### Task goal
Extract every entry word for word.
═══ Dataset excerpts ═══
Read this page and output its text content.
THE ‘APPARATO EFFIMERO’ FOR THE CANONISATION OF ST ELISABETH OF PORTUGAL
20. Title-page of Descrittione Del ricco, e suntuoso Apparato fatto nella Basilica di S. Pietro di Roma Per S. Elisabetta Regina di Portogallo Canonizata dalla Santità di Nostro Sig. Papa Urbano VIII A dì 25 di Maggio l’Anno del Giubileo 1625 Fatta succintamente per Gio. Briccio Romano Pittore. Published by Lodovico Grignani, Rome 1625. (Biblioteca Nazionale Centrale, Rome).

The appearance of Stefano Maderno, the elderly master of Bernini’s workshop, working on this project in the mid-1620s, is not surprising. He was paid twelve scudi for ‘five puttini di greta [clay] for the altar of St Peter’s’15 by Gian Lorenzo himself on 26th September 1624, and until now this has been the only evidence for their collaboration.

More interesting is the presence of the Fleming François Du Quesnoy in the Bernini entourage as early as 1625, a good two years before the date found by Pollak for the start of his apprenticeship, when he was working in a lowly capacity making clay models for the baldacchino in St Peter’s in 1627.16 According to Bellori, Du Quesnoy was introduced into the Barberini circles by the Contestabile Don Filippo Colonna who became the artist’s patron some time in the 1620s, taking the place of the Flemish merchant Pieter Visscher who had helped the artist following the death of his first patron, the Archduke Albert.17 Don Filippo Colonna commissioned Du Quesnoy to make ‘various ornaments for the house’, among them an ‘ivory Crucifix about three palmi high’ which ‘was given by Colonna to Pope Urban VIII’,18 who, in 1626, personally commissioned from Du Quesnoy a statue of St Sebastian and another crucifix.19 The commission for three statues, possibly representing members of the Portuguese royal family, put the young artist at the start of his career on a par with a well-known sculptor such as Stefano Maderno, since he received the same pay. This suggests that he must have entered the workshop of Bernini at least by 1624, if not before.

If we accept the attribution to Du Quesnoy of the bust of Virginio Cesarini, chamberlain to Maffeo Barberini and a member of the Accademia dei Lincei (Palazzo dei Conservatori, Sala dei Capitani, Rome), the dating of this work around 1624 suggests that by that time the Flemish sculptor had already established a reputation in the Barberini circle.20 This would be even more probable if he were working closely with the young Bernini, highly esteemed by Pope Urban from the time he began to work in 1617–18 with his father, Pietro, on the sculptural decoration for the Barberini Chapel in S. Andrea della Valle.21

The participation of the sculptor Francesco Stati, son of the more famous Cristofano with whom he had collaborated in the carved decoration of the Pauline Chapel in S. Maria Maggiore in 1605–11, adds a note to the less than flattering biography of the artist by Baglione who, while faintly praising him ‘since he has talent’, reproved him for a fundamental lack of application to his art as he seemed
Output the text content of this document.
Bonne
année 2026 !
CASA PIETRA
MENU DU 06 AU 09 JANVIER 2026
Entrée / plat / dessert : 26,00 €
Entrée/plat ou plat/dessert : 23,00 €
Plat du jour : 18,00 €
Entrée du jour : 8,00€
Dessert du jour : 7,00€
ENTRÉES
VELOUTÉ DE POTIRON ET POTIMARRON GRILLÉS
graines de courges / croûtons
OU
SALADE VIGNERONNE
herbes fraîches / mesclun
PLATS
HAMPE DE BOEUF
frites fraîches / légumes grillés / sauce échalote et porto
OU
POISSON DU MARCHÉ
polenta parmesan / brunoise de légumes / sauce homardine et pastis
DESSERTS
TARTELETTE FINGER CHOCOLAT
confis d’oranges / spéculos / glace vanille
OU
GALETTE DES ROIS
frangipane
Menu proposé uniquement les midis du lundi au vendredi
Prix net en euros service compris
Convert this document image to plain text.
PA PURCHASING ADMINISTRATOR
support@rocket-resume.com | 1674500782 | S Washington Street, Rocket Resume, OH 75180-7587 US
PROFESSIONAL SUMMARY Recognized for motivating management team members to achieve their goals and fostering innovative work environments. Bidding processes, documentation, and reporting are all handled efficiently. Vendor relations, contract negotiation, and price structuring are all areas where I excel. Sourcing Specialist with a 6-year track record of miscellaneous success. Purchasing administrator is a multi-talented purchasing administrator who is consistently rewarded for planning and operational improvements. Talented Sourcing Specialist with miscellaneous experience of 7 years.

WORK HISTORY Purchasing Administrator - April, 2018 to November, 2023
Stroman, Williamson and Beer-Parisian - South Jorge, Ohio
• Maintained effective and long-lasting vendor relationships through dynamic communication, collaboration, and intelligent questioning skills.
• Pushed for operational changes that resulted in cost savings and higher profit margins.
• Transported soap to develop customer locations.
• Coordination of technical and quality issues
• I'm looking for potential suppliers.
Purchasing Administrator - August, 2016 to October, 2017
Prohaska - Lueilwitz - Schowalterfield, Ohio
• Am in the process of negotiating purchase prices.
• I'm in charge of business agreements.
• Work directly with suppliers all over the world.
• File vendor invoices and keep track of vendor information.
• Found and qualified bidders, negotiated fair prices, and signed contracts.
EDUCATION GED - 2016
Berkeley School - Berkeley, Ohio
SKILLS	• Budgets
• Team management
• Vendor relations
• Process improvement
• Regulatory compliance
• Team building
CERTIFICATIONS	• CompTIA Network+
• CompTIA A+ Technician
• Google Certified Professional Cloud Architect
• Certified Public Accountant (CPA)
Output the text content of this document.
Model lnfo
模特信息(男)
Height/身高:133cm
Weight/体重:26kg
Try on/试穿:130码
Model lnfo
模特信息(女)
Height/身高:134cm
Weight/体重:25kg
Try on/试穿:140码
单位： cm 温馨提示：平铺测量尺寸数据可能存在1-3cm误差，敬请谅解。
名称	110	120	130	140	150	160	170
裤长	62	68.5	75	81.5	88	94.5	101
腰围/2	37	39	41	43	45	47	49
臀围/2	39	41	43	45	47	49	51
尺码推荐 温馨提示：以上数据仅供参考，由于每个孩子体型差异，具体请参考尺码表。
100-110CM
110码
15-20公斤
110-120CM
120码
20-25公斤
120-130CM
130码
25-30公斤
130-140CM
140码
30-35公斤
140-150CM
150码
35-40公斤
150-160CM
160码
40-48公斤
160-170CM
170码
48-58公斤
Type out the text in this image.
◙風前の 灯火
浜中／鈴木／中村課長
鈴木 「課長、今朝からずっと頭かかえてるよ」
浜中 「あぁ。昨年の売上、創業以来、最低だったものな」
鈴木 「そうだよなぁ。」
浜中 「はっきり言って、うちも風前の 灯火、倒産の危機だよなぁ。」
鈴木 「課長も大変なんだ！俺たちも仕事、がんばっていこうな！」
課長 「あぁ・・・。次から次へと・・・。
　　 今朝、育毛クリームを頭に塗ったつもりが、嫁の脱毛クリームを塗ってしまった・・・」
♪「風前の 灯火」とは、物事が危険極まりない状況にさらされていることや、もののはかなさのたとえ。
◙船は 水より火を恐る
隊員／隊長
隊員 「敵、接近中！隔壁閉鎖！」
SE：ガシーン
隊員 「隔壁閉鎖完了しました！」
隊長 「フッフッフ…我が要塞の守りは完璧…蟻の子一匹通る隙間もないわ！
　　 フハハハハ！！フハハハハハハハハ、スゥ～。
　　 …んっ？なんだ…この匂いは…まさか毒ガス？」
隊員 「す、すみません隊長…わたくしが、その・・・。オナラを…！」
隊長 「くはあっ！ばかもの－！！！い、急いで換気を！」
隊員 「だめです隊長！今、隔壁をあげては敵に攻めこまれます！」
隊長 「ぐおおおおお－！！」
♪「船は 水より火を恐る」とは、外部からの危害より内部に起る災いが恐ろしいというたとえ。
═══
### Exercise solution
Read this page and output its text content.
THE ‘APPARATO EFFIMERO’ FOR THE CANONISATION OF ST ELISABETH OF PORTUGAL
20. Title-page of Descrittione Del ricco, e suntuoso Apparato fatto nella Basilica di S. Pietro di Roma Per S. Elisabetta Regina di Portogallo Canonizata dalla Santità di Nostro Sig. Papa Urbano VIII A dì 25 di Maggio l’Anno del Giubileo 1625 Fatta succintamente per Gio. Briccio Romano Pittore. Published by Lodovico Grignani, Rome 1625. (Biblioteca Nazionale Centrale, Rome).

The appearance of Stefano Maderno, the elderly master of Bernini’s workshop, working on this project in the mid-1620s, is not surprising. He was paid twelve scudi for ‘five puttini di greta [clay] for the altar of St Peter’s’15 by Gian Lorenzo himself on 26th September 1624, and until now this has been the only evidence for their collaboration.

More interesting is the presence of the Fleming François Du Quesnoy in the Bernini entourage as early as 1625, a good two years before the date found by Pollak for the start of his apprenticeship, when he was working in a lowly capacity making clay models for the baldacchino in St Peter’s in 1627.16 According to Bellori, Du Quesnoy was introduced into the Barberini circles by the Contestabile Don Filippo Colonna who became the artist’s patron some time in the 1620s, taking the place of the Flemish merchant Pieter Visscher who had helped the artist following the death of his first patron, the Archduke Albert.17 Don Filippo Colonna commissioned Du Quesnoy to make ‘various ornaments for the house’, among them an ‘ivory Crucifix about three palmi high’ which ‘was given by Colonna to Pope Urban VIII’,18 who, in 1626, personally commissioned from Du Quesnoy a statue of St Sebastian and another crucifix.19 The commission for three statues, possibly representing members of the Portuguese royal family, put the young artist at the start of his career on a par with a well-known sculptor such as Stefano Maderno, since he received the same pay. This suggests that he must have entered the workshop of Bernini at least by 1624, if not before.

If we accept the attribution to Du Quesnoy of the bust of Virginio Cesarini, chamberlain to Maffeo Barberini and a member of the Accademia dei Lincei (Palazzo dei Conservatori, Sala dei Capitani, Rome), the dating of this work around 1624 suggests that by that time the Flemish sculptor had already established a reputation in the Barberini circle.20 This would be even more probable if he were working closely with the young Bernini, highly esteemed by Pope Urban from the time he began to work in 1617–18 with his father, Pietro, on the sculptural decoration for the Barberini Chapel in S. Andrea della Valle.21

The participation of the sculptor Francesco Stati, son of the more famous Cristofano with whom he had collaborated in the carved decoration of the Pauline Chapel in S. Maria Maggiore in 1605–11, adds a note to the less than flattering biography of the artist by Baglione who, while faintly praising him ‘since he has talent’, reproved him for a fundamental lack of application to his art as he seemed
Output the text content of this document.
Bonne
année 2026 !
CASA PIETRA
MENU DU 06 AU 09 JANVIER 2026
Entrée / plat / dessert : 26,00 €
Entrée/plat ou plat/dessert : 23,00 €
Plat du jour : 18,00 €
Entrée du jour : 8,00€
Dessert du jour : 7,00€
ENTRÉES
VELOUTÉ DE POTIRON ET POTIMARRON GRILLÉS
graines de courges / croûtons
OU
SALADE VIGNERONNE
herbes fraîches / mesclun
PLATS
HAMPE DE BOEUF
frites fraîches / légumes grillés / sauce échalote et porto
OU
POISSON DU MARCHÉ
polenta parmesan / brunoise de légumes / sauce homardine et pastis
DESSERTS
TARTELETTE FINGER CHOCOLAT
confis d’oranges / spéculos / glace vanille
OU
GALETTE DES ROIS
frangipane
Menu proposé uniquement les midis du lundi au vendredi
Prix net en euros service compris
Convert this document image to plain text.
PA PURCHASING ADMINISTRATOR
support@rocket-resume.com | 1674500782 | S Washington Street, Rocket Resume, OH 75180-7587 US
PROFESSIONAL SUMMARY Recognized for motivating management team members to achieve their goals and fostering innovative work environments. Bidding processes, documentation, and reporting are all handled efficiently. Vendor relations, contract negotiation, and price structuring are all areas where I excel. Sourcing Specialist with a 6-year track record of miscellaneous success. Purchasing administrator is a multi-talented purchasing administrator who is consistently rewarded for planning and operational improvements. Talented Sourcing Specialist with miscellaneous experience of 7 years.

WORK HISTORY Purchasing Administrator - April, 2018 to November, 2023
Stroman, Williamson and Beer-Parisian - South Jorge, Ohio
• Maintained effective and long-lasting vendor relationships through dynamic communication, collaboration, and intelligent questioning skills.
• Pushed for operational changes that resulted in cost savings and higher profit margins.
• Transported soap to develop customer locations.
• Coordination of technical and quality issues
• I'm looking for potential suppliers.
Purchasing Administrator - August, 2016 to October, 2017
Prohaska - Lueilwitz - Schowalterfield, Ohio
• Am in the process of negotiating purchase prices.
• I'm in charge of business agreements.
• Work directly with suppliers all over the world.
• File vendor invoices and keep track of vendor information.
• Found and qualified bidders, negotiated fair prices, and signed contracts.
EDUCATION GED - 2016
Berkeley School - Berkeley, Ohio
SKILLS	• Budgets
• Team management
• Vendor relations
• Process improvement
• Regulatory compliance
• Team building
CERTIFICATIONS	• CompTIA Network+
• CompTIA A+ Technician
• Google Certified Professional Cloud Architect
• Certified Public Accountant (CPA)
Output the text content of this document.
Model lnfo
模特信息(男)
Height/身高:133cm
Weight/体重:26kg
Try on/试穿:130码
Model lnfo
模特信息(女)
Height/身高:134cm
Weight/体重:25kg
Try on/试穿:140码
单位： cm 温馨提示：平铺测量尺寸数据可能存在1-3cm误差，敬请谅解。
名称	110	120	130	140	150	160	170
裤长	62	68.5	75	81.5	88	94.5	101
腰围/2	37	39	41	43	45	47	49
臀围/2	39	41	43	45	47	49	51
尺码推荐 温馨提示：以上数据仅供参考，由于每个孩子体型差异，具体请参考尺码表。
100-110CM
110码
15-20公斤
110-120CM
120码
20-25公斤
120-130CM
130码
25-30公斤
130-140CM
140码
30-35公斤
140-150CM
150码
35-40公斤
150-160CM
160码
40-48公斤
160-170CM
170码
48-58公斤
Type out the text in this image.
◙風前の 灯火
浜中／鈴木／中村課長
鈴木 「課長、今朝からずっと頭かかえてるよ」
浜中 「あぁ。昨年の売上、創業以来、最低だったものな」
鈴木 「そうだよなぁ。」
浜中 「はっきり言って、うちも風前の 灯火、倒産の危機だよなぁ。」
鈴木 「課長も大変なんだ！俺たちも仕事、がんばっていこうな！」
課長 「あぁ・・・。次から次へと・・・。
　　 今朝、育毛クリームを頭に塗ったつもりが、嫁の脱毛クリームを塗ってしまった・・・」
♪「風前の 灯火」とは、物事が危険極まりない状況にさらされていることや、もののはかなさのたとえ。
◙船は 水より火を恐る
隊員／隊長
隊員 「敵、接近中！隔壁閉鎖！」
SE：ガシーン
隊員 「隔壁閉鎖完了しました！」
隊長 「フッフッフ…我が要塞の守りは完璧…蟻の子一匹通る隙間もないわ！
　　 フハハハハ！！フハハハハハハハハ、スゥ～。
　　 …んっ？なんだ…この匂いは…まさか毒ガス？」
隊員 「す、すみません隊長…わたくしが、その・・・。オナラを…！」
隊長 「くはあっ！ばかもの－！！！い、急いで換気を！」
隊員 「だめです隊長！今、隔壁をあげては敵に攻めこまれます！」
隊長 「ぐおおおおお－！！」
♪「船は 水より火を恐る」とは、外部からの危害より内部に起る災いが恐ろしいというたとえ。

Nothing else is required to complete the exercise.